Records for processing —
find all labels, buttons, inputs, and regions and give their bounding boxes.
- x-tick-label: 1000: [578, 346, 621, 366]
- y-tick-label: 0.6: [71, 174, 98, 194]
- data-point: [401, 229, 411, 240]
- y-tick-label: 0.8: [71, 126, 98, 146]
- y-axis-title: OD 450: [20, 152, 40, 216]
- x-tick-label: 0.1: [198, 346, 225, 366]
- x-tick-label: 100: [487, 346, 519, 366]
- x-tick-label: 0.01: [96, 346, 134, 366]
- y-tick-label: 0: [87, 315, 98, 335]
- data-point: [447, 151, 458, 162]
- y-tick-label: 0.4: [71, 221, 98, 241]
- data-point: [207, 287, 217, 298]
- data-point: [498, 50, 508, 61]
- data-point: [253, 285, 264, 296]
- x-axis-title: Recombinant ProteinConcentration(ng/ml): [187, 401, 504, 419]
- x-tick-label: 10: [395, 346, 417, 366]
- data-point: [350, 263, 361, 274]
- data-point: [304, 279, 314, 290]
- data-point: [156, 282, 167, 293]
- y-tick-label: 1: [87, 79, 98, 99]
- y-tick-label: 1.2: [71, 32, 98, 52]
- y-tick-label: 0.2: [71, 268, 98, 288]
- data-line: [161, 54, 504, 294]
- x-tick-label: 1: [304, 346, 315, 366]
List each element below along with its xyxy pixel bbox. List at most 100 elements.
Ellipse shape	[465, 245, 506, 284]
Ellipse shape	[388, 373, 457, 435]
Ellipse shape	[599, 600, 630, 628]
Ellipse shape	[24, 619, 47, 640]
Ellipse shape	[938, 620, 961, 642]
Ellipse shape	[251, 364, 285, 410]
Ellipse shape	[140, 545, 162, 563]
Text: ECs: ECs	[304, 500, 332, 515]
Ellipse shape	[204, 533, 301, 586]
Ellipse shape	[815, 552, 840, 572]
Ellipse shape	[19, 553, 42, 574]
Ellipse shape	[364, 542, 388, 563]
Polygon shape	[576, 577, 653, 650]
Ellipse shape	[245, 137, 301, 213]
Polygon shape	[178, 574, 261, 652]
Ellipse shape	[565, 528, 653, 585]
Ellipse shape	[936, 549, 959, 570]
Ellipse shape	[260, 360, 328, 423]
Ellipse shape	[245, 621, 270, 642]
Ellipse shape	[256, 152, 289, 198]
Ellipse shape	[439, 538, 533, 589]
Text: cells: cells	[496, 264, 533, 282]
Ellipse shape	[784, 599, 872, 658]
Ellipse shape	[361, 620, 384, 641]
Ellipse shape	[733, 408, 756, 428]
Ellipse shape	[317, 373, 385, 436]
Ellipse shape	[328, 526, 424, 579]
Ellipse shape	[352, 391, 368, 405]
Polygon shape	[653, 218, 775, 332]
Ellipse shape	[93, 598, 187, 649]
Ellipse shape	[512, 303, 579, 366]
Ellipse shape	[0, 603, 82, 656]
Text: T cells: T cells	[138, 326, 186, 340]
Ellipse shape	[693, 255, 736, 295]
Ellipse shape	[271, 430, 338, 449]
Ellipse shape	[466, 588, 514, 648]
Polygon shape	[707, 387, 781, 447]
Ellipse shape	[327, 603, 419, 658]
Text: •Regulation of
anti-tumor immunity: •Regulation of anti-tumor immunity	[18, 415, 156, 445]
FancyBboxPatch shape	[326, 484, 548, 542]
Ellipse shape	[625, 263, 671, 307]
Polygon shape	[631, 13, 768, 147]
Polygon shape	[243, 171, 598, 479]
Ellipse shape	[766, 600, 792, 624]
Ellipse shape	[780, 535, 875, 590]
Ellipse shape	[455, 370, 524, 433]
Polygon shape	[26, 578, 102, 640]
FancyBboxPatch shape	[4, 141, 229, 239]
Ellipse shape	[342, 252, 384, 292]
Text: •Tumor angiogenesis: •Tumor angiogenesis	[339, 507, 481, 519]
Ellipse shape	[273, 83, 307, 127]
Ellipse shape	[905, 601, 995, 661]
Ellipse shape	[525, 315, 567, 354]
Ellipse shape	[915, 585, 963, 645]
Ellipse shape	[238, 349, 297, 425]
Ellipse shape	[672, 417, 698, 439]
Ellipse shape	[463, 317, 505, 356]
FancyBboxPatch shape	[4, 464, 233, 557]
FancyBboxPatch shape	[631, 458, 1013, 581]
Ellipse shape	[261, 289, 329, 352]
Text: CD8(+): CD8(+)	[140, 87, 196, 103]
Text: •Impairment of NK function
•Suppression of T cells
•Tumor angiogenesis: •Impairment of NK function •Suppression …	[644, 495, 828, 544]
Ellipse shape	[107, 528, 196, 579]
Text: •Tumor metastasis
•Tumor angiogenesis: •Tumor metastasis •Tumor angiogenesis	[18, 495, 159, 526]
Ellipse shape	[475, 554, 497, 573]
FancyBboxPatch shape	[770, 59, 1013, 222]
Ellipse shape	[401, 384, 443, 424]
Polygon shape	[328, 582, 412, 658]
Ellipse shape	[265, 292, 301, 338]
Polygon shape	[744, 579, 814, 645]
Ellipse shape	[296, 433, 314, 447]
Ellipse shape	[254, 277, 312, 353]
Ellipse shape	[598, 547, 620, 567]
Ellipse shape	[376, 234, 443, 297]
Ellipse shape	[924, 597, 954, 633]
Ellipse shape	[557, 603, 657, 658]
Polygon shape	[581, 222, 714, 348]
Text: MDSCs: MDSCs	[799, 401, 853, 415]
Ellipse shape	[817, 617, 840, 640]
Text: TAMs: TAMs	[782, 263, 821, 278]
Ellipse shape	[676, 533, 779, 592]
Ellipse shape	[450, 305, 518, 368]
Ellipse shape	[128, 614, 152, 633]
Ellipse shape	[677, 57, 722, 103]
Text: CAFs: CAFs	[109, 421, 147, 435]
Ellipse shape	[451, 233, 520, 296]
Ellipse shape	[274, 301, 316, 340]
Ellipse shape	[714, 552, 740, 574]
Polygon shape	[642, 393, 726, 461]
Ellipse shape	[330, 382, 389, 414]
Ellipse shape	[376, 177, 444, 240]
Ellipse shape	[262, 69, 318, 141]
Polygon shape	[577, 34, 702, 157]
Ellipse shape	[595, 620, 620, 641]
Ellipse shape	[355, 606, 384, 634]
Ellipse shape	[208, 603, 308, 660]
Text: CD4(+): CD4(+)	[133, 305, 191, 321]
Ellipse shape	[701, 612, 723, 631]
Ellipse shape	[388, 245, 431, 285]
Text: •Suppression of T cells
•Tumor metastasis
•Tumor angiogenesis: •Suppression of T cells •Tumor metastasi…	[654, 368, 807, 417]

What this task involves — Give back every entry, word for word.

Answer area —
find all labels, buttons, inputs, and regions and give their bounding boxes.
- x-tick-label: 1000: [578, 346, 621, 366]
- y-tick-label: 0.6: [71, 174, 98, 194]
- data-point: [401, 229, 411, 240]
- y-tick-label: 0.8: [71, 126, 98, 146]
- y-axis-title: OD 450: [20, 152, 40, 216]
- x-tick-label: 0.1: [198, 346, 225, 366]
- x-tick-label: 100: [487, 346, 519, 366]
- x-tick-label: 0.01: [96, 346, 134, 366]
- y-tick-label: 0: [87, 315, 98, 335]
- data-point: [447, 151, 458, 162]
- y-tick-label: 0.4: [71, 221, 98, 241]
- data-point: [207, 287, 217, 298]
- data-point: [498, 50, 508, 61]
- data-point: [253, 285, 264, 296]
- x-axis-title: Recombinant ProteinConcentration(ng/ml): [187, 401, 504, 419]
- x-tick-label: 10: [395, 346, 417, 366]
- data-point: [350, 263, 361, 274]
- data-point: [304, 279, 314, 290]
- data-point: [156, 282, 167, 293]
- y-tick-label: 1: [87, 79, 98, 99]
- y-tick-label: 1.2: [71, 32, 98, 52]
- y-tick-label: 0.2: [71, 268, 98, 288]
- data-line: [161, 54, 504, 294]
- x-tick-label: 1: [304, 346, 315, 366]
List each element below along with its xyxy pixel bbox. List at most 100 elements.
Ellipse shape	[465, 245, 506, 284]
Ellipse shape	[388, 373, 457, 435]
Ellipse shape	[599, 600, 630, 628]
Ellipse shape	[24, 619, 47, 640]
Ellipse shape	[938, 620, 961, 642]
Ellipse shape	[251, 364, 285, 410]
Ellipse shape	[140, 545, 162, 563]
Text: ECs: ECs	[304, 500, 332, 515]
Ellipse shape	[204, 533, 301, 586]
Ellipse shape	[815, 552, 840, 572]
Ellipse shape	[19, 553, 42, 574]
Ellipse shape	[364, 542, 388, 563]
Polygon shape	[576, 577, 653, 650]
Ellipse shape	[245, 137, 301, 213]
Polygon shape	[178, 574, 261, 652]
Ellipse shape	[565, 528, 653, 585]
Ellipse shape	[936, 549, 959, 570]
Ellipse shape	[260, 360, 328, 423]
Ellipse shape	[245, 621, 270, 642]
Ellipse shape	[256, 152, 289, 198]
Ellipse shape	[439, 538, 533, 589]
Text: cells: cells	[496, 264, 533, 282]
Ellipse shape	[784, 599, 872, 658]
Ellipse shape	[361, 620, 384, 641]
Ellipse shape	[733, 408, 756, 428]
Ellipse shape	[317, 373, 385, 436]
Ellipse shape	[328, 526, 424, 579]
Ellipse shape	[352, 391, 368, 405]
Polygon shape	[653, 218, 775, 332]
Ellipse shape	[93, 598, 187, 649]
Ellipse shape	[512, 303, 579, 366]
Ellipse shape	[0, 603, 82, 656]
Text: T cells: T cells	[138, 326, 186, 340]
Ellipse shape	[693, 255, 736, 295]
Ellipse shape	[271, 430, 338, 449]
Ellipse shape	[466, 588, 514, 648]
Polygon shape	[707, 387, 781, 447]
Ellipse shape	[327, 603, 419, 658]
Text: •Regulation of
anti-tumor immunity: •Regulation of anti-tumor immunity	[18, 415, 156, 445]
FancyBboxPatch shape	[326, 484, 548, 542]
Ellipse shape	[625, 263, 671, 307]
Polygon shape	[631, 13, 768, 147]
Polygon shape	[243, 171, 598, 479]
Ellipse shape	[766, 600, 792, 624]
Ellipse shape	[780, 535, 875, 590]
Ellipse shape	[455, 370, 524, 433]
Polygon shape	[26, 578, 102, 640]
FancyBboxPatch shape	[4, 141, 229, 239]
Ellipse shape	[342, 252, 384, 292]
Text: •Tumor angiogenesis: •Tumor angiogenesis	[339, 507, 481, 519]
Ellipse shape	[273, 83, 307, 127]
Ellipse shape	[905, 601, 995, 661]
Ellipse shape	[525, 315, 567, 354]
Ellipse shape	[915, 585, 963, 645]
Ellipse shape	[238, 349, 297, 425]
Ellipse shape	[672, 417, 698, 439]
Ellipse shape	[463, 317, 505, 356]
FancyBboxPatch shape	[4, 464, 233, 557]
FancyBboxPatch shape	[631, 458, 1013, 581]
Ellipse shape	[261, 289, 329, 352]
Text: CD8(+): CD8(+)	[140, 87, 196, 103]
Text: •Impairment of NK function
•Suppression of T cells
•Tumor angiogenesis: •Impairment of NK function •Suppression …	[644, 495, 828, 544]
Ellipse shape	[107, 528, 196, 579]
Text: •Tumor metastasis
•Tumor angiogenesis: •Tumor metastasis •Tumor angiogenesis	[18, 495, 159, 526]
Ellipse shape	[475, 554, 497, 573]
FancyBboxPatch shape	[770, 59, 1013, 222]
Ellipse shape	[401, 384, 443, 424]
Polygon shape	[328, 582, 412, 658]
Ellipse shape	[265, 292, 301, 338]
Polygon shape	[744, 579, 814, 645]
Ellipse shape	[296, 433, 314, 447]
Ellipse shape	[254, 277, 312, 353]
Ellipse shape	[598, 547, 620, 567]
Ellipse shape	[376, 234, 443, 297]
Ellipse shape	[924, 597, 954, 633]
Ellipse shape	[557, 603, 657, 658]
Polygon shape	[581, 222, 714, 348]
Text: MDSCs: MDSCs	[799, 401, 853, 415]
Ellipse shape	[817, 617, 840, 640]
Text: TAMs: TAMs	[782, 263, 821, 278]
Ellipse shape	[676, 533, 779, 592]
Ellipse shape	[450, 305, 518, 368]
Ellipse shape	[128, 614, 152, 633]
Ellipse shape	[677, 57, 722, 103]
Text: CAFs: CAFs	[109, 421, 147, 435]
Ellipse shape	[451, 233, 520, 296]
Ellipse shape	[274, 301, 316, 340]
Ellipse shape	[714, 552, 740, 574]
Polygon shape	[642, 393, 726, 461]
Ellipse shape	[330, 382, 389, 414]
Ellipse shape	[376, 177, 444, 240]
Ellipse shape	[262, 69, 318, 141]
Polygon shape	[577, 34, 702, 157]
Ellipse shape	[595, 620, 620, 641]
Ellipse shape	[355, 606, 384, 634]
Ellipse shape	[208, 603, 308, 660]
Text: CD4(+): CD4(+)	[133, 305, 191, 321]
Ellipse shape	[701, 612, 723, 631]
Ellipse shape	[388, 245, 431, 285]
Text: •Suppression of T cells
•Tumor metastasis
•Tumor angiogenesis: •Suppression of T cells •Tumor metastasi…	[654, 368, 807, 417]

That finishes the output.